**QUOTED PASSAGE**
Gynecologic oncologists at the Orlando Health UF Health Cancer Center have advanced training and experience in specialized robotic-assisted surgery for the treatment of uterine, cervical and ovarian cancer. Our skilled surgeons train physicians from across the country on how to provide safe, leading-edge da Vinci® robotic surgeries.

Robotic-assisted procedures help reduce surgical risks and have a lower risk of bleeding, infection, pain and scarring. You also spend less time in the hospital, and can recover more quickly after surgery. 

During a robotic-assisted procedure, your doctor uses a few small incisions in your abdomen to perform surgery. The robotic system gives your doctor detailed, 3D views of your abdomen — a clearer view than with other minimally invasive surgeries. The tiny, specialized tools are also more steady and flexible than the human hand, giving your doctor better control and precision to remove cancer.

Our expert gynecologic oncologists perform a wide range of robotic cancer surgeries, offering you more options for cancer treatment.

Robotic Surgery Overview

In traditional laparoscopic surgery, manual rigid instruments are used to perform the procedure. With the da Vinci® Surgical System, a 3D immersive view of the targeted area on the patient’s body and minimal incisions are used.

When conducting robotic surgery, Orlando Health surgeons are able to perform general surgery with minimally invasive techniques. Coupled with the surgeon’s expertise, the da Vinci® Surgical System mimics the surgeon’s hands movements while simultaneously helping reduce tremors and enabling big movements to be scaled down.

**PROVIDED INFORMATION**
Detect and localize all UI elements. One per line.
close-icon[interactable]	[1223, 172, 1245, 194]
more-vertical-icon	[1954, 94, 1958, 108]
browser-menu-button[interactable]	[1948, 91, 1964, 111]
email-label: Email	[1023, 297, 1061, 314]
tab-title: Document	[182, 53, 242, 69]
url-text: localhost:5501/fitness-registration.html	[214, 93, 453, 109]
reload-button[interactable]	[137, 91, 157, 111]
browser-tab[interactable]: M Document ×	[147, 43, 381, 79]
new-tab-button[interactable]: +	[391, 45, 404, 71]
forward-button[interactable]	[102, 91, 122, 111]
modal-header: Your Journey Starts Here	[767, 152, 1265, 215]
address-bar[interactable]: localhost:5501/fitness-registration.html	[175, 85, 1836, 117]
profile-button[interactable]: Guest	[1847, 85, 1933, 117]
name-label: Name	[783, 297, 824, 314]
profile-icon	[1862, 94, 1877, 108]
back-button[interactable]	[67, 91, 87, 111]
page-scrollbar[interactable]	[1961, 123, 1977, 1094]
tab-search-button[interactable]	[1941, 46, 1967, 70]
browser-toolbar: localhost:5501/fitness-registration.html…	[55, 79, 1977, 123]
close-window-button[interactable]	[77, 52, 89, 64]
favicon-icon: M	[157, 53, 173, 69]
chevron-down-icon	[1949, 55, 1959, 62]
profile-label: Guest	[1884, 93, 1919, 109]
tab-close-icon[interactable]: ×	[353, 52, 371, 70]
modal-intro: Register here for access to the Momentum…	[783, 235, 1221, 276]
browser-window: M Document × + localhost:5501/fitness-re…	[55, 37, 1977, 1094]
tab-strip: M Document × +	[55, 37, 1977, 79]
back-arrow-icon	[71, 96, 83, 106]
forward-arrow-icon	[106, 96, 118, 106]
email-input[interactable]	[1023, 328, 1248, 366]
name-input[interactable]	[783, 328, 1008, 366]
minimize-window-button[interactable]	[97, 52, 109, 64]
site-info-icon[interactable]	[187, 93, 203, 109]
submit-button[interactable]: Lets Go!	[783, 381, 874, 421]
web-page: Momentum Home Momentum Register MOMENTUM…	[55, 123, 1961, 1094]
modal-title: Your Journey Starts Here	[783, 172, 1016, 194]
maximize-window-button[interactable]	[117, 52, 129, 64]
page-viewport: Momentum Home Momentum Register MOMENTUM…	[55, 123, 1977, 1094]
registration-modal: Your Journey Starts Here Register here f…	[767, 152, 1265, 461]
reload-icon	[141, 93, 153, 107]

**QUESTIONS ON THE MATERIAL**
A. Can you rewrite the paragraph in the text on robotic surgery that begins "During a robotic-assisted procedure" as a short bulleted list that keeps its main facts?
B. According to the text on robotic surgery, which things do robotic-assisted procedures carry a lower risk of?
C. Answer these questions from the text on robotic surgery:
(i) Whom do the center's surgeons train?
(ii) What kind of instruments does traditional laparoscopic surgery use?
(iii) What does the da Vinci® Surgical System mimic?

**YOUR RESPONSES**
A.
- The doctor operates through a few small incisions in the abdomen.
- The robotic system gives detailed 3D views of the abdomen, clearer than other minimally invasive surgeries.
- The tiny, specialized tools are steadier and more flexible than the human hand.
- This gives the doctor better control and precision to remove cancer.

B.
- Bleeding
- Infection
- Pain
- Scarring

C.
(i) Physicians from across the country.
(ii) Manual rigid instruments.
(iii) The surgeon's hand movements.